Extracts from a graphics dataset
+ + +

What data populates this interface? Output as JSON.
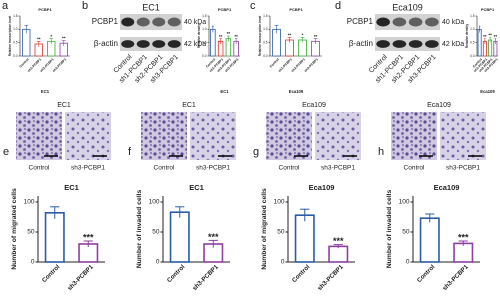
{
  "panels": [
    {
      "letter": "a",
      "chart": {
        "type": "bar",
        "title": "PCBP1",
        "ylabel": "Relative transcription level",
        "xlabel": "EC1",
        "categories": [
          "Control",
          "sh1-PCBP1",
          "sh2-PCBP1",
          "sh3-PCBP1"
        ],
        "values": [
          1.0,
          0.45,
          0.55,
          0.48
        ],
        "errors": [
          0.15,
          0.1,
          0.1,
          0.1
        ],
        "colors": [
          "#2a5caa",
          "#e0302b",
          "#3aaa35",
          "#8e3fa0"
        ],
        "annotations": [
          "**",
          "*",
          "**"
        ],
        "ylim": [
          0,
          1.5
        ],
        "yticks": [
          {
            "value": 0,
            "label": "0.0"
          },
          0.5,
          {
            "value": 1,
            "label": "1.0"
          },
          1.5
        ]
      }
    },
    {
      "letter": "b",
      "blot": {
        "title": "EC1",
        "bands": [
          {
            "name": "PCBP1",
            "size": "40 kDa"
          },
          {
            "name": "β-actin",
            "size": "42 kDa"
          }
        ],
        "lanes": [
          "Control",
          "sh1-PCBP1",
          "sh2-PCBP1",
          "sh3-PCBP1"
        ]
      },
      "chart": {
        "type": "bar",
        "title": "PCBP1",
        "ylabel": "Relative density",
        "xlabel": "EC1",
        "categories": [
          "Control",
          "sh1-PCBP1",
          "sh2-PCBP1",
          "sh3-PCBP1"
        ],
        "values": [
          1.0,
          0.55,
          0.65,
          0.55
        ],
        "errors": [
          0.12,
          0.1,
          0.1,
          0.1
        ],
        "colors": [
          "#2a5caa",
          "#e0302b",
          "#3aaa35",
          "#8e3fa0"
        ],
        "annotations": [
          "**",
          "**",
          "**"
        ],
        "ylim": [
          0,
          1.5
        ],
        "yticks": [
          {
            "value": 0,
            "label": "0.0"
          },
          0.5,
          {
            "value": 1,
            "label": "1.0"
          },
          1.5
        ]
      }
    },
    {
      "letter": "c",
      "chart": {
        "type": "bar",
        "title": "PCBP1",
        "ylabel": "Relative transcription level",
        "xlabel": "Eca109",
        "categories": [
          "Control",
          "sh1-PCBP1",
          "sh2-PCBP1",
          "sh3-PCBP1"
        ],
        "values": [
          1.0,
          0.6,
          0.6,
          0.55
        ],
        "errors": [
          0.15,
          0.1,
          0.1,
          0.1
        ],
        "colors": [
          "#2a5caa",
          "#e0302b",
          "#3aaa35",
          "#8e3fa0"
        ],
        "annotations": [
          "**",
          "*",
          "**"
        ],
        "ylim": [
          0,
          1.5
        ],
        "yticks": [
          {
            "value": 0,
            "label": "0.0"
          },
          0.5,
          {
            "value": 1,
            "label": "1.0"
          },
          1.5
        ]
      }
    },
    {
      "letter": "d",
      "blot": {
        "title": "Eca109",
        "bands": [
          {
            "name": "PCBP1",
            "size": "40 kDa"
          },
          {
            "name": "β-actin",
            "size": "42 kDa"
          }
        ],
        "lanes": [
          "Control",
          "sh1-PCBP1",
          "sh2-PCBP1",
          "sh3-PCBP1"
        ]
      },
      "chart": {
        "type": "bar",
        "title": "PCBP1",
        "ylabel": "Relative density",
        "xlabel": "Eca109",
        "categories": [
          "Control",
          "sh1-PCBP1",
          "sh2-PCBP1",
          "sh3-PCBP1"
        ],
        "values": [
          1.0,
          0.55,
          0.6,
          0.55
        ],
        "errors": [
          0.12,
          0.1,
          0.1,
          0.1
        ],
        "colors": [
          "#2a5caa",
          "#e0302b",
          "#3aaa35",
          "#8e3fa0"
        ],
        "annotations": [
          "**",
          "**",
          "**"
        ],
        "ylim": [
          0,
          1.5
        ],
        "yticks": [
          {
            "value": 0,
            "label": "0.0"
          },
          0.5,
          {
            "value": 1,
            "label": "1.0"
          },
          1.5
        ]
      }
    },
    {
      "letter": "e",
      "micrograph": {
        "title": "EC1",
        "labels": [
          "Control",
          "sh3-PCBP1"
        ]
      },
      "chart": {
        "type": "bar",
        "title": "EC1",
        "ylabel": "Number of migrated cells",
        "categories": [
          "Control",
          "sh3-PCBP1"
        ],
        "values": [
          82,
          30
        ],
        "errors": [
          10,
          5
        ],
        "colors": [
          "#2a5caa",
          "#8e3fa0"
        ],
        "annotations": [
          "***"
        ],
        "ylim": [
          0,
          110
        ],
        "yticks": [
          0,
          50,
          100
        ]
      }
    },
    {
      "letter": "f",
      "micrograph": {
        "title": "EC1",
        "labels": [
          "Control",
          "sh3-PCBP1"
        ]
      },
      "chart": {
        "type": "bar",
        "title": "EC1",
        "ylabel": "Number of invaded cells",
        "categories": [
          "Control",
          "sh3-PCBP1"
        ],
        "values": [
          83,
          30
        ],
        "errors": [
          9,
          6
        ],
        "colors": [
          "#2a5caa",
          "#8e3fa0"
        ],
        "annotations": [
          "***"
        ],
        "ylim": [
          0,
          110
        ],
        "yticks": [
          0,
          50,
          100
        ]
      }
    },
    {
      "letter": "g",
      "micrograph": {
        "title": "Eca109",
        "labels": [
          "Control",
          "sh3-PCBP1"
        ]
      },
      "chart": {
        "type": "bar",
        "title": "Eca109",
        "ylabel": "Number of migrated cells",
        "categories": [
          "Control",
          "sh3-PCBP1"
        ],
        "values": [
          78,
          26
        ],
        "errors": [
          10,
          3
        ],
        "colors": [
          "#2a5caa",
          "#8e3fa0"
        ],
        "annotations": [
          "***"
        ],
        "ylim": [
          0,
          110
        ],
        "yticks": [
          0,
          50,
          100
        ]
      }
    },
    {
      "letter": "h",
      "micrograph": {
        "title": "Eca109",
        "labels": [
          "Control",
          "sh3-PCBP1"
        ]
      },
      "chart": {
        "type": "bar",
        "title": "Eca109",
        "ylabel": "Number of invaded cells",
        "categories": [
          "Control",
          "sh3-PCBP1"
        ],
        "values": [
          73,
          31
        ],
        "errors": [
          7,
          4
        ],
        "colors": [
          "#2a5caa",
          "#8e3fa0"
        ],
        "annotations": [
          "***"
        ],
        "ylim": [
          0,
          110
        ],
        "yticks": [
          0,
          50,
          100
        ]
      }
    }
  ]
}
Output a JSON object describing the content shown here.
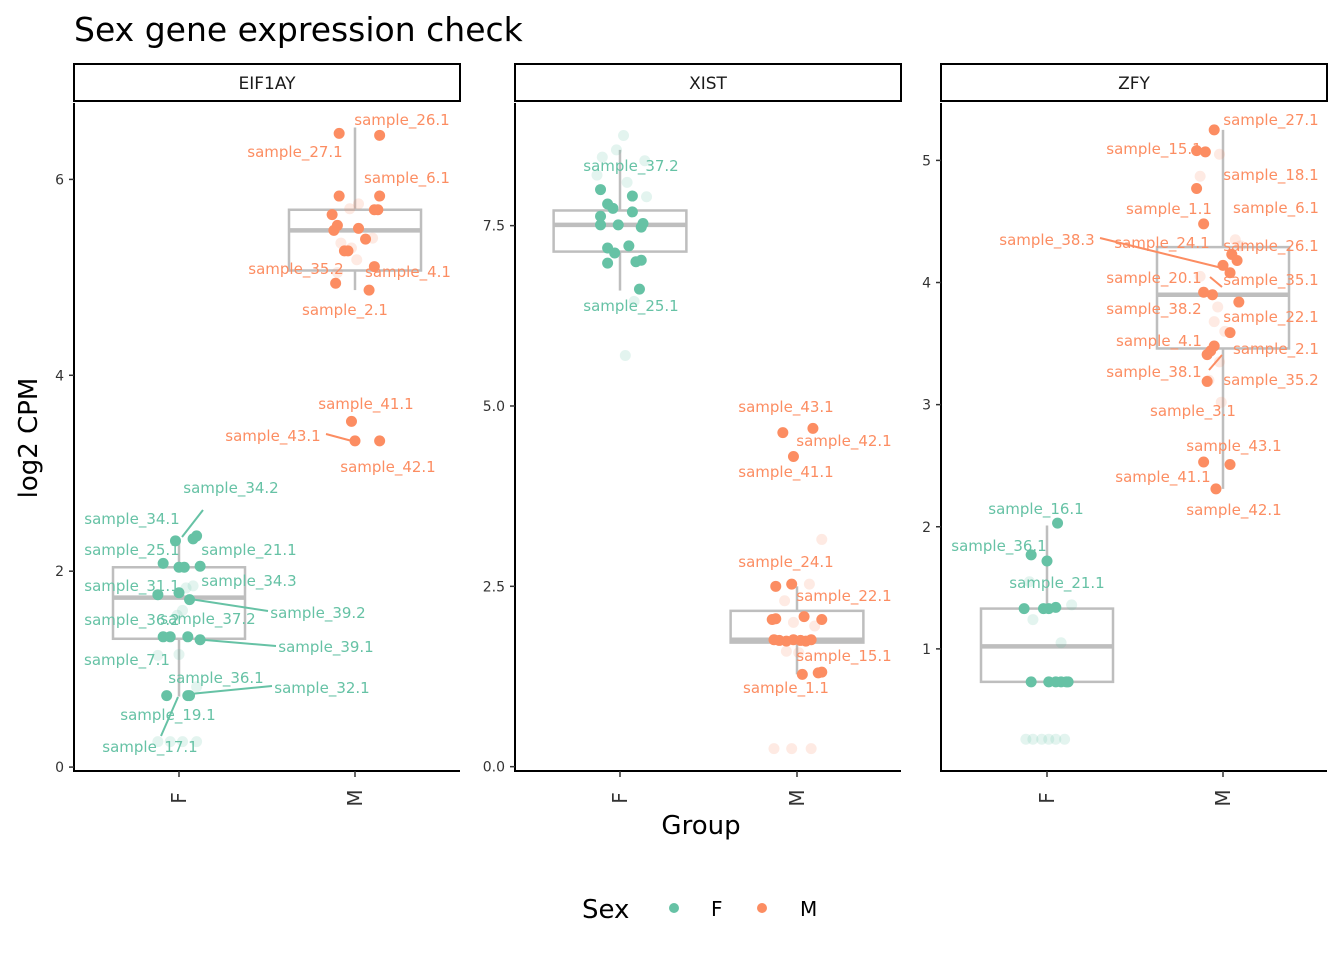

+ + +

◆ Directions for this task ◆
Using the data above, report the number of lines that contain the string "letter", and only that number.

◆ Exercise output ◆
8